[Begin]
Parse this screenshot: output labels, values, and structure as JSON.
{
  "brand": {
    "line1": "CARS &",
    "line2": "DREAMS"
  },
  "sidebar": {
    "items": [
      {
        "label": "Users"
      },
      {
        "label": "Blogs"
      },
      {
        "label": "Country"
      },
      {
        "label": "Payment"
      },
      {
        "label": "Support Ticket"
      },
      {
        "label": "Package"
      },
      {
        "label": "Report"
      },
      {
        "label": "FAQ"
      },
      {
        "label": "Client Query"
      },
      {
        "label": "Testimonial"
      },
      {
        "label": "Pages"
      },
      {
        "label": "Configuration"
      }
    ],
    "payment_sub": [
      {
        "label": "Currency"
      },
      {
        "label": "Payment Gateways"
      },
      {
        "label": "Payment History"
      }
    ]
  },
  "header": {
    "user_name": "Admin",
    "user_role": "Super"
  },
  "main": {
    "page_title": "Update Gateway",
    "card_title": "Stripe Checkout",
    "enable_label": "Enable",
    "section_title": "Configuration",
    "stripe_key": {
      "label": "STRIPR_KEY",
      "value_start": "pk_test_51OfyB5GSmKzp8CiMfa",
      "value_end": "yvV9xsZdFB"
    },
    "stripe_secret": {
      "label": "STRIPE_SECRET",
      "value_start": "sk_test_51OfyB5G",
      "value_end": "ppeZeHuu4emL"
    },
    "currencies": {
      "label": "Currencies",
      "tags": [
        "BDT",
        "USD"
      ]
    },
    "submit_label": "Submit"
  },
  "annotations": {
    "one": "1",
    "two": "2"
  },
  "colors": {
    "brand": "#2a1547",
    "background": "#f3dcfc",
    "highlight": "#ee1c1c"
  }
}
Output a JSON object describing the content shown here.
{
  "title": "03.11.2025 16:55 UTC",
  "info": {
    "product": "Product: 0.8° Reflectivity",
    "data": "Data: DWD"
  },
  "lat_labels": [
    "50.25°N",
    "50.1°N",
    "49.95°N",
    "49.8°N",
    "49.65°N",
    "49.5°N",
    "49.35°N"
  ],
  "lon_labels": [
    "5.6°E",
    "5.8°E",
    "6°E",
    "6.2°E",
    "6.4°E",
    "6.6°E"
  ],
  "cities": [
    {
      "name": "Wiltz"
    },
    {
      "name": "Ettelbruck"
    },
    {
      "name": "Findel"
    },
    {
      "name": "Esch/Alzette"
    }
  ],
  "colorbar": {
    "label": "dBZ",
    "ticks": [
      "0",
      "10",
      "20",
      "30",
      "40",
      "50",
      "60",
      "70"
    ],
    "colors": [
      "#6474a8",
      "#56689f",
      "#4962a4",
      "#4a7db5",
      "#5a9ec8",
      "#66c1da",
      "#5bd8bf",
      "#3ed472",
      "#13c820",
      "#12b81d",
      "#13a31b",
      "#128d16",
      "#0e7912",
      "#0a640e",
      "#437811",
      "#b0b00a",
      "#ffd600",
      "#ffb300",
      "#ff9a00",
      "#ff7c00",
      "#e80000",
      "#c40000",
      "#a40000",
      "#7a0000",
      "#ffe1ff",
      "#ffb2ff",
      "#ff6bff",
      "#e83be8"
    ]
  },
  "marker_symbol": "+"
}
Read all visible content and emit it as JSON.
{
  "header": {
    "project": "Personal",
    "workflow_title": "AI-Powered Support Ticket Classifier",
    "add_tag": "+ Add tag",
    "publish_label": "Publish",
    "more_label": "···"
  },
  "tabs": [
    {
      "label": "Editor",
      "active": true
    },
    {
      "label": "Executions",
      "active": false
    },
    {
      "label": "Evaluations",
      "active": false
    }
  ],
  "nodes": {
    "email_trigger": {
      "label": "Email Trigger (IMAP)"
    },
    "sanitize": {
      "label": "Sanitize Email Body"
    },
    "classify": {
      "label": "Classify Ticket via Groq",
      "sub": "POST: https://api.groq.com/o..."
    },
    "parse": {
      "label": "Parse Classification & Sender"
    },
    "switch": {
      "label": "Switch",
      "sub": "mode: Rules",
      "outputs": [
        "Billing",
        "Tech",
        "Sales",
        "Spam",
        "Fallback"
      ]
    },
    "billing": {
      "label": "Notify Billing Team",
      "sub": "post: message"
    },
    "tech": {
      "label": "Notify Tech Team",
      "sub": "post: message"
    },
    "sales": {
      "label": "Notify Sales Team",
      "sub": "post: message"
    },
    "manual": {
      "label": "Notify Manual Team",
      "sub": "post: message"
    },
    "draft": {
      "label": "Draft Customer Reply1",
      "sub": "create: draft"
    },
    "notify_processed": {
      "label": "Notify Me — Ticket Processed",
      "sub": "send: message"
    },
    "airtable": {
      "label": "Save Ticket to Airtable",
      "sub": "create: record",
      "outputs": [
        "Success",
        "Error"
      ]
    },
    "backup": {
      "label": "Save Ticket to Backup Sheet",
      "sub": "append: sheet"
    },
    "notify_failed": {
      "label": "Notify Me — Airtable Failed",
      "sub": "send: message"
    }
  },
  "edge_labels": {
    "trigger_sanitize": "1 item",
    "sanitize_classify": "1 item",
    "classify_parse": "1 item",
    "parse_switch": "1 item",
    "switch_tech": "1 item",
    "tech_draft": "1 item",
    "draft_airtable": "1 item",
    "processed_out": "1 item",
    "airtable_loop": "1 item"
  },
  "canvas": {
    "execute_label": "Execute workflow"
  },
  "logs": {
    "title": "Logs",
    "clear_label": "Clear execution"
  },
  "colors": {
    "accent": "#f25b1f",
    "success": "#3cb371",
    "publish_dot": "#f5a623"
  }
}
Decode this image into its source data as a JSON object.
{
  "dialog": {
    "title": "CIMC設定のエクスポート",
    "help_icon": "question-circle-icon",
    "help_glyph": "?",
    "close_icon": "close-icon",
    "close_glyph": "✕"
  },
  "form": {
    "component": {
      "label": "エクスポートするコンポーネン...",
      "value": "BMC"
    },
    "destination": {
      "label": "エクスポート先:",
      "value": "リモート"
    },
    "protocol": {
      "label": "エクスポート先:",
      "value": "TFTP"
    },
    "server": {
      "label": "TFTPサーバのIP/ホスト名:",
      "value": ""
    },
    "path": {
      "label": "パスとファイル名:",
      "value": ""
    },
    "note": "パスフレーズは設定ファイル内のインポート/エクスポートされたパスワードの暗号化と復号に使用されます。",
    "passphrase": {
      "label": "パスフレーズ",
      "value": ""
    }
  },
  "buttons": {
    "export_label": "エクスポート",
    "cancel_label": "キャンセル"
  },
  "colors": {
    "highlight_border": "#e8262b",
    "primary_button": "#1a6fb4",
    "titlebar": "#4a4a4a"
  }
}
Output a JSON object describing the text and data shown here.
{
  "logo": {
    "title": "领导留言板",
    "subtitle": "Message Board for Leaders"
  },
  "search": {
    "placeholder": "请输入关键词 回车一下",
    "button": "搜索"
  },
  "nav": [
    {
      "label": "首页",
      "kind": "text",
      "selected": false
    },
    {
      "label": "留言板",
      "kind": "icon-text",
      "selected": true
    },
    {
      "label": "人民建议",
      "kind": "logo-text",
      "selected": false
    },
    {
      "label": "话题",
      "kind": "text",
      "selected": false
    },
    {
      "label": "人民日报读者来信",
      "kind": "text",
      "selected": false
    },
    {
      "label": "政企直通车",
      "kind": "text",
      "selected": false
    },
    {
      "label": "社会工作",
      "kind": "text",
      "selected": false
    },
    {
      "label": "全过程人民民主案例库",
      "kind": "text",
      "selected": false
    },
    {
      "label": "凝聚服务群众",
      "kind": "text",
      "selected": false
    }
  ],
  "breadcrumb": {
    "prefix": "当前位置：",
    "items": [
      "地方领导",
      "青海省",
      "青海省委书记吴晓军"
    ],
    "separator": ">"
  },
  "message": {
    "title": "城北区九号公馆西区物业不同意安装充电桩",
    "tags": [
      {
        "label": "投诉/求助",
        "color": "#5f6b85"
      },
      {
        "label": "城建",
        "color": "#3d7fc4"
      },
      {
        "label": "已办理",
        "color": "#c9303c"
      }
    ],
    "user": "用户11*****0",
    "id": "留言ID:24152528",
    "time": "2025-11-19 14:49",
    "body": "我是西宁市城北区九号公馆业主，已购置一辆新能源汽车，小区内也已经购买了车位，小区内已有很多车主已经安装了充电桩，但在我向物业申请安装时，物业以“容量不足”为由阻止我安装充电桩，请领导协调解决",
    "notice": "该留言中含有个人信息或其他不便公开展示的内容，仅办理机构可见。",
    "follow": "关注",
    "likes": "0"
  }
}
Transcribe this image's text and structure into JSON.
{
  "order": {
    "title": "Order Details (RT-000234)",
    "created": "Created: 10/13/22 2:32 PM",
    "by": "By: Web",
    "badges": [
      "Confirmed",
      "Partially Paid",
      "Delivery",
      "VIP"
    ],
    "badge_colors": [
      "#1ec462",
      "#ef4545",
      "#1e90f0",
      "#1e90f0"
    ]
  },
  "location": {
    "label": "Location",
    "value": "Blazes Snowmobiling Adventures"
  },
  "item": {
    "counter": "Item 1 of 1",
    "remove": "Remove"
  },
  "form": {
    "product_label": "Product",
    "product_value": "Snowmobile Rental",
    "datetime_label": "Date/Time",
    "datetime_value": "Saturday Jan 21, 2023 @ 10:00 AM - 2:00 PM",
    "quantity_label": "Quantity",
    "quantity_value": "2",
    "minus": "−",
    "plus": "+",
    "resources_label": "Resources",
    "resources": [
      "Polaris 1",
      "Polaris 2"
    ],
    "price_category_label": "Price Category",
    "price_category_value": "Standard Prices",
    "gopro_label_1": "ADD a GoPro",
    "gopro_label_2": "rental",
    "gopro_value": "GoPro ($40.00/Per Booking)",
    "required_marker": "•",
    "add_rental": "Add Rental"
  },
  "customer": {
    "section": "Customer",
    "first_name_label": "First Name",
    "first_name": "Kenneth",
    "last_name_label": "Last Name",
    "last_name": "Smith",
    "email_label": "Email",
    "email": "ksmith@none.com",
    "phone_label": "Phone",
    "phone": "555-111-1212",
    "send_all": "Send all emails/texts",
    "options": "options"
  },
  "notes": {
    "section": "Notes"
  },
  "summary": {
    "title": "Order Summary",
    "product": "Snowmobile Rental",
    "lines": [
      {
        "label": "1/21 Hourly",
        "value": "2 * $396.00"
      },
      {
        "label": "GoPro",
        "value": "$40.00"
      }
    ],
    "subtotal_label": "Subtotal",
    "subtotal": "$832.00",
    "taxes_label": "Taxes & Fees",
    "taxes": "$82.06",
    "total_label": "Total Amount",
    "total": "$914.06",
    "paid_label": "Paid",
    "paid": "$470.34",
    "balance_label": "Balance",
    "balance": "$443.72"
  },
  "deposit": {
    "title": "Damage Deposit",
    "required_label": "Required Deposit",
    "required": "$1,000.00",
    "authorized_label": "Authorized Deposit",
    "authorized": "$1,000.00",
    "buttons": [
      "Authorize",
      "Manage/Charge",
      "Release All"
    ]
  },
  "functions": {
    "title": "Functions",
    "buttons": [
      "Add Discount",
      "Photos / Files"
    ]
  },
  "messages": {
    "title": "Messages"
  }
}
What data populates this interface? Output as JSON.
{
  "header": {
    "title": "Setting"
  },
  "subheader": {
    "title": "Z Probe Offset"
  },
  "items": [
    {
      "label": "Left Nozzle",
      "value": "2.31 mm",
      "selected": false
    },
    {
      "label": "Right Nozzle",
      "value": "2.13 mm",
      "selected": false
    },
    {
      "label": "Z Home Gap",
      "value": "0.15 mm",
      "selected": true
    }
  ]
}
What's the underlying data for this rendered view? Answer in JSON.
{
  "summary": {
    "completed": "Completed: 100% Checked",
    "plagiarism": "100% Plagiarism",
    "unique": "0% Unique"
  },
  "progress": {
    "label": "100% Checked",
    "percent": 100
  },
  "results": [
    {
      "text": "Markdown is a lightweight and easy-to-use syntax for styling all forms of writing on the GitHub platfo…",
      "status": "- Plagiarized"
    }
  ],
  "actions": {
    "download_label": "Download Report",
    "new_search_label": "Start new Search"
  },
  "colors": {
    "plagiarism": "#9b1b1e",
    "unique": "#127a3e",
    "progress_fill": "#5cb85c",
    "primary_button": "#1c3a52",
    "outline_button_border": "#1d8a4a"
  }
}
[End]
What you are asked to do — Return exactly, and only, the line containing "What's the underlying" and every line after it through the end of the material.

Written answer —
What's the underlying data for this rendered view? Answer in JSON.
{
  "summary": {
    "completed": "Completed: 100% Checked",
    "plagiarism": "100% Plagiarism",
    "unique": "0% Unique"
  },
  "progress": {
    "label": "100% Checked",
    "percent": 100
  },
  "results": [
    {
      "text": "Markdown is a lightweight and easy-to-use syntax for styling all forms of writing on the GitHub platfo…",
      "status": "- Plagiarized"
    }
  ],
  "actions": {
    "download_label": "Download Report",
    "new_search_label": "Start new Search"
  },
  "colors": {
    "plagiarism": "#9b1b1e",
    "unique": "#127a3e",
    "progress_fill": "#5cb85c",
    "primary_button": "#1c3a52",
    "outline_button_border": "#1d8a4a"
  }
}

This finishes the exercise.